__SUPPLIED MATERIAL__
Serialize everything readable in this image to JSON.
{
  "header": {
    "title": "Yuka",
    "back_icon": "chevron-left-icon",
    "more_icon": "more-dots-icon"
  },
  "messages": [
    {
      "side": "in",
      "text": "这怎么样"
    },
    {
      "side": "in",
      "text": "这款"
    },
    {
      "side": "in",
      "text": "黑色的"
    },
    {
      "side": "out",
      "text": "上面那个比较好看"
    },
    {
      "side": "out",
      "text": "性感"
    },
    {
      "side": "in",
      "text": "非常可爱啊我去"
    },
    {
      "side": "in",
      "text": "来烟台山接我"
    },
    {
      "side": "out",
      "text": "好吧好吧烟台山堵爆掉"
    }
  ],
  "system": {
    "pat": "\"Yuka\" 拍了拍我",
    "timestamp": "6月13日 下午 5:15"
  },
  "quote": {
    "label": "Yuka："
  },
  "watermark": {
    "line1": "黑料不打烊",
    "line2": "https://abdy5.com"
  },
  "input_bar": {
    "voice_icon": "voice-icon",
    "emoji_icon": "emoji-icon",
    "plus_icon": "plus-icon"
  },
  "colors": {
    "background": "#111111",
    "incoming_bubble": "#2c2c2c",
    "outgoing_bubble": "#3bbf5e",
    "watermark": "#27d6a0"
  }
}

--

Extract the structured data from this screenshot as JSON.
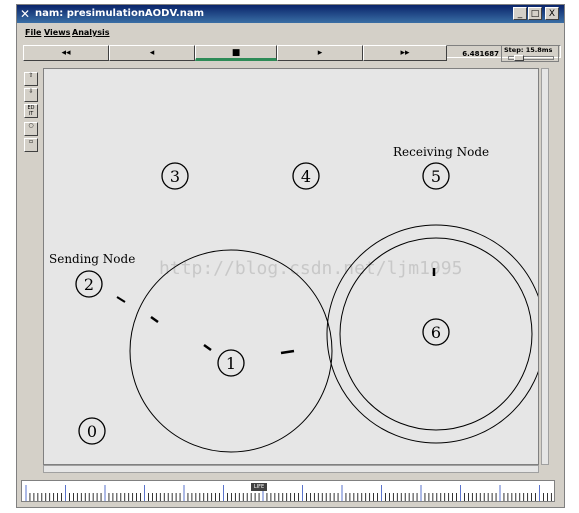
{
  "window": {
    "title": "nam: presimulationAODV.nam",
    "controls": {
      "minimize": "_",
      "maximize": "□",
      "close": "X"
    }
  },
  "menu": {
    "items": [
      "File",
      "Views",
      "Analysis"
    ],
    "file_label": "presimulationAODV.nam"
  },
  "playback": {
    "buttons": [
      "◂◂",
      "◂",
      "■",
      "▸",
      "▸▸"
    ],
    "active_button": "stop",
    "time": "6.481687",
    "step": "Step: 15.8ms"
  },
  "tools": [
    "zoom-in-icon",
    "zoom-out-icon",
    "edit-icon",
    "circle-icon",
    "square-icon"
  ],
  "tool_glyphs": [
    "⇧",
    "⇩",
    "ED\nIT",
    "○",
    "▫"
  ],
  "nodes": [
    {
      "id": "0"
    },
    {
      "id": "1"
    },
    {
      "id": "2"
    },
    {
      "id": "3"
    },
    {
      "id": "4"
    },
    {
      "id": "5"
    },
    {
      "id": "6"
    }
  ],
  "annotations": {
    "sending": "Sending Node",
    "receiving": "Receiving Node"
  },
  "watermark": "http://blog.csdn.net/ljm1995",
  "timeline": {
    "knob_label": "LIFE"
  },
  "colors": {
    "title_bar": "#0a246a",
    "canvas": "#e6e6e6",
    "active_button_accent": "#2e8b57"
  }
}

__TASK REQUIREMENTS__
Going through the records above, state how many lines carry "this", with no other text.

__EXPECTED ANSWER__
2